## WRITTEN INSTRUCTION
Repeat the whole listing exactly.
--- Start ---
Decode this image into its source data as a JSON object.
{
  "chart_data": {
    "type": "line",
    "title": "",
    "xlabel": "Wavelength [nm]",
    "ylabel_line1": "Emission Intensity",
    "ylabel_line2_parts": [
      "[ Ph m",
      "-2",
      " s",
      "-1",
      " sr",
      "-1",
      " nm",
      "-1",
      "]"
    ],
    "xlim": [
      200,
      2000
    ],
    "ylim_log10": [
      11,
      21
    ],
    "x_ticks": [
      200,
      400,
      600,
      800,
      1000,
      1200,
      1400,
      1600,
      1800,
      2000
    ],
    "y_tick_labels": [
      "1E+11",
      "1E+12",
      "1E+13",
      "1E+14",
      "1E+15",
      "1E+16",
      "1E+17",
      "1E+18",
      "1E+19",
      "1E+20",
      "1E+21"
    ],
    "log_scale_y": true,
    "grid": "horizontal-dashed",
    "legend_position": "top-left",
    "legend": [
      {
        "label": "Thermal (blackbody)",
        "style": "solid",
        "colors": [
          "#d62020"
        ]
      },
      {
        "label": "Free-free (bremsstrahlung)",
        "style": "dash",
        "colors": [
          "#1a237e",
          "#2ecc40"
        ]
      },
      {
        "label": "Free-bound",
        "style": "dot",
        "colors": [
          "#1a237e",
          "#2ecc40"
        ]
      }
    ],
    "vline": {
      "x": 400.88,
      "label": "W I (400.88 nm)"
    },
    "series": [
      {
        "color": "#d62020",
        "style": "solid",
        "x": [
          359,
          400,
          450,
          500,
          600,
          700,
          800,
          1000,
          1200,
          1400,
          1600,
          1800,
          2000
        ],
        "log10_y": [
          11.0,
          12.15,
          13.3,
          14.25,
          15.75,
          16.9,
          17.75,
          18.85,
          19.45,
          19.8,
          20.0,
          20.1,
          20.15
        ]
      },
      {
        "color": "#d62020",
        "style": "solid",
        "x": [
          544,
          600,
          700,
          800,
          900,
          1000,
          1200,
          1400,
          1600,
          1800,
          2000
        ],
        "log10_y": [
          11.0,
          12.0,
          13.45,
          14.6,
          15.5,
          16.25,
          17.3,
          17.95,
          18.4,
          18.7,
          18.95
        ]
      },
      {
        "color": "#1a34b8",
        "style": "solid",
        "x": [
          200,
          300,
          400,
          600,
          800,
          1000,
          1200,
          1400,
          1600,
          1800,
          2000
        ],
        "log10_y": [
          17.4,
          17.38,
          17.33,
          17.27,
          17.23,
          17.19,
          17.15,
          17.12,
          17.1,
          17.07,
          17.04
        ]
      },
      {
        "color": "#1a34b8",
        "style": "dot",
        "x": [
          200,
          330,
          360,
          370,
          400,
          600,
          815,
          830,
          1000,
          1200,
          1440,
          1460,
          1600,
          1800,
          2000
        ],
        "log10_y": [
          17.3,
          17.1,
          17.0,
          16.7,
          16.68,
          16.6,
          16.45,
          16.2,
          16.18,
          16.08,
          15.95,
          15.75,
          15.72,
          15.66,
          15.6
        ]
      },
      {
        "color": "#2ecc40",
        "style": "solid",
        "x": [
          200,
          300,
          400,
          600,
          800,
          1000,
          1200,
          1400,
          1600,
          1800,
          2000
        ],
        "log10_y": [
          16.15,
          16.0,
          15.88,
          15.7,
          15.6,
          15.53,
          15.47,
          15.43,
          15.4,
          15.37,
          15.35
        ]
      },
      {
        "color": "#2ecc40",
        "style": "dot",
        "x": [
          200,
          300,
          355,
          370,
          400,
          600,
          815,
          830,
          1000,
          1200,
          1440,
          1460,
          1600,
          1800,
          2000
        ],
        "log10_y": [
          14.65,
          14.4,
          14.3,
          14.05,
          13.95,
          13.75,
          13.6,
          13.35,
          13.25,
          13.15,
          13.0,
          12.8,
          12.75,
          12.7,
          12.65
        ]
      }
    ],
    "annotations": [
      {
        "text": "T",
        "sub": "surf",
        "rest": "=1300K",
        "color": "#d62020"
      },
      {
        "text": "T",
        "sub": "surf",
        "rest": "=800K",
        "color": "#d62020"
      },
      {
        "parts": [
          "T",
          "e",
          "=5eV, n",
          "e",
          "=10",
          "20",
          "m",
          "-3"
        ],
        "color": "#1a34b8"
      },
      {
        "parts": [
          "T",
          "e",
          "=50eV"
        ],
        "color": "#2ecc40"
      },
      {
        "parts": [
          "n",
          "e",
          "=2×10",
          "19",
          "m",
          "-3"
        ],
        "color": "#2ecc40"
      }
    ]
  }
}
--- End ---
## ANSWER FOR THIS EXERCISE
Decode this image into its source data as a JSON object.
{
  "chart_data": {
    "type": "line",
    "title": "",
    "xlabel": "Wavelength [nm]",
    "ylabel_line1": "Emission Intensity",
    "ylabel_line2_parts": [
      "[ Ph m",
      "-2",
      " s",
      "-1",
      " sr",
      "-1",
      " nm",
      "-1",
      "]"
    ],
    "xlim": [
      200,
      2000
    ],
    "ylim_log10": [
      11,
      21
    ],
    "x_ticks": [
      200,
      400,
      600,
      800,
      1000,
      1200,
      1400,
      1600,
      1800,
      2000
    ],
    "y_tick_labels": [
      "1E+11",
      "1E+12",
      "1E+13",
      "1E+14",
      "1E+15",
      "1E+16",
      "1E+17",
      "1E+18",
      "1E+19",
      "1E+20",
      "1E+21"
    ],
    "log_scale_y": true,
    "grid": "horizontal-dashed",
    "legend_position": "top-left",
    "legend": [
      {
        "label": "Thermal (blackbody)",
        "style": "solid",
        "colors": [
          "#d62020"
        ]
      },
      {
        "label": "Free-free (bremsstrahlung)",
        "style": "dash",
        "colors": [
          "#1a237e",
          "#2ecc40"
        ]
      },
      {
        "label": "Free-bound",
        "style": "dot",
        "colors": [
          "#1a237e",
          "#2ecc40"
        ]
      }
    ],
    "vline": {
      "x": 400.88,
      "label": "W I (400.88 nm)"
    },
    "series": [
      {
        "color": "#d62020",
        "style": "solid",
        "x": [
          359,
          400,
          450,
          500,
          600,
          700,
          800,
          1000,
          1200,
          1400,
          1600,
          1800,
          2000
        ],
        "log10_y": [
          11.0,
          12.15,
          13.3,
          14.25,
          15.75,
          16.9,
          17.75,
          18.85,
          19.45,
          19.8,
          20.0,
          20.1,
          20.15
        ]
      },
      {
        "color": "#d62020",
        "style": "solid",
        "x": [
          544,
          600,
          700,
          800,
          900,
          1000,
          1200,
          1400,
          1600,
          1800,
          2000
        ],
        "log10_y": [
          11.0,
          12.0,
          13.45,
          14.6,
          15.5,
          16.25,
          17.3,
          17.95,
          18.4,
          18.7,
          18.95
        ]
      },
      {
        "color": "#1a34b8",
        "style": "solid",
        "x": [
          200,
          300,
          400,
          600,
          800,
          1000,
          1200,
          1400,
          1600,
          1800,
          2000
        ],
        "log10_y": [
          17.4,
          17.38,
          17.33,
          17.27,
          17.23,
          17.19,
          17.15,
          17.12,
          17.1,
          17.07,
          17.04
        ]
      },
      {
        "color": "#1a34b8",
        "style": "dot",
        "x": [
          200,
          330,
          360,
          370,
          400,
          600,
          815,
          830,
          1000,
          1200,
          1440,
          1460,
          1600,
          1800,
          2000
        ],
        "log10_y": [
          17.3,
          17.1,
          17.0,
          16.7,
          16.68,
          16.6,
          16.45,
          16.2,
          16.18,
          16.08,
          15.95,
          15.75,
          15.72,
          15.66,
          15.6
        ]
      },
      {
        "color": "#2ecc40",
        "style": "solid",
        "x": [
          200,
          300,
          400,
          600,
          800,
          1000,
          1200,
          1400,
          1600,
          1800,
          2000
        ],
        "log10_y": [
          16.15,
          16.0,
          15.88,
          15.7,
          15.6,
          15.53,
          15.47,
          15.43,
          15.4,
          15.37,
          15.35
        ]
      },
      {
        "color": "#2ecc40",
        "style": "dot",
        "x": [
          200,
          300,
          355,
          370,
          400,
          600,
          815,
          830,
          1000,
          1200,
          1440,
          1460,
          1600,
          1800,
          2000
        ],
        "log10_y": [
          14.65,
          14.4,
          14.3,
          14.05,
          13.95,
          13.75,
          13.6,
          13.35,
          13.25,
          13.15,
          13.0,
          12.8,
          12.75,
          12.7,
          12.65
        ]
      }
    ],
    "annotations": [
      {
        "text": "T",
        "sub": "surf",
        "rest": "=1300K",
        "color": "#d62020"
      },
      {
        "text": "T",
        "sub": "surf",
        "rest": "=800K",
        "color": "#d62020"
      },
      {
        "parts": [
          "T",
          "e",
          "=5eV, n",
          "e",
          "=10",
          "20",
          "m",
          "-3"
        ],
        "color": "#1a34b8"
      },
      {
        "parts": [
          "T",
          "e",
          "=50eV"
        ],
        "color": "#2ecc40"
      },
      {
        "parts": [
          "n",
          "e",
          "=2×10",
          "19",
          "m",
          "-3"
        ],
        "color": "#2ecc40"
      }
    ]
  }
}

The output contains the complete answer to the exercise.